Given request. Copy the full set of lines exactly as given.

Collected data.
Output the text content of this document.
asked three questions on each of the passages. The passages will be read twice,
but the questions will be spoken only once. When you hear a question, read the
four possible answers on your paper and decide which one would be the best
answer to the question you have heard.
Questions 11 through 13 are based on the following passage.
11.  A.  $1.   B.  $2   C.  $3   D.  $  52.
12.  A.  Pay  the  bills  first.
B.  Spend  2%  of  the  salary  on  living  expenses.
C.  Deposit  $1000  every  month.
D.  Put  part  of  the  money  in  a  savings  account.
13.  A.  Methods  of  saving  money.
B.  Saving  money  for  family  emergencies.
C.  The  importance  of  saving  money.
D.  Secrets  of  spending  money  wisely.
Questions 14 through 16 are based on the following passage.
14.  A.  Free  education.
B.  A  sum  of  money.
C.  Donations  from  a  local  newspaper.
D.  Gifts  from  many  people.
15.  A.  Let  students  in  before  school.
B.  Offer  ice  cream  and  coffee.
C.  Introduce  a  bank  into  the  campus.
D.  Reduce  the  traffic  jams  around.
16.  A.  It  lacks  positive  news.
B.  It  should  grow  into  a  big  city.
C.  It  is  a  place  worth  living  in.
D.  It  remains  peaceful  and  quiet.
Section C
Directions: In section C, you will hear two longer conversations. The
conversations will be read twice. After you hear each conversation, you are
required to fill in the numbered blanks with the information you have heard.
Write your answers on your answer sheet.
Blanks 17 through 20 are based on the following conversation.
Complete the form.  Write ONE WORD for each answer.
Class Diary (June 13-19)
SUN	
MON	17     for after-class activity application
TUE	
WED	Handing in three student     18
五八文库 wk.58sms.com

Result of the task.
Output the text content of this document.
asked three questions on each of the passages. The passages will be read twice,
but the questions will be spoken only once. When you hear a question, read the
four possible answers on your paper and decide which one would be the best
answer to the question you have heard.
Questions 11 through 13 are based on the following passage.
11.  A.  $1.   B.  $2   C.  $3   D.  $  52.
12.  A.  Pay  the  bills  first.
B.  Spend  2%  of  the  salary  on  living  expenses.
C.  Deposit  $1000  every  month.
D.  Put  part  of  the  money  in  a  savings  account.
13.  A.  Methods  of  saving  money.
B.  Saving  money  for  family  emergencies.
C.  The  importance  of  saving  money.
D.  Secrets  of  spending  money  wisely.
Questions 14 through 16 are based on the following passage.
14.  A.  Free  education.
B.  A  sum  of  money.
C.  Donations  from  a  local  newspaper.
D.  Gifts  from  many  people.
15.  A.  Let  students  in  before  school.
B.  Offer  ice  cream  and  coffee.
C.  Introduce  a  bank  into  the  campus.
D.  Reduce  the  traffic  jams  around.
16.  A.  It  lacks  positive  news.
B.  It  should  grow  into  a  big  city.
C.  It  is  a  place  worth  living  in.
D.  It  remains  peaceful  and  quiet.
Section C
Directions: In section C, you will hear two longer conversations. The
conversations will be read twice. After you hear each conversation, you are
required to fill in the numbered blanks with the information you have heard.
Write your answers on your answer sheet.
Blanks 17 through 20 are based on the following conversation.
Complete the form.  Write ONE WORD for each answer.
Class Diary (June 13-19)
SUN	
MON	17     for after-class activity application
TUE	
WED	Handing in three student     18
五八文库 wk.58sms.com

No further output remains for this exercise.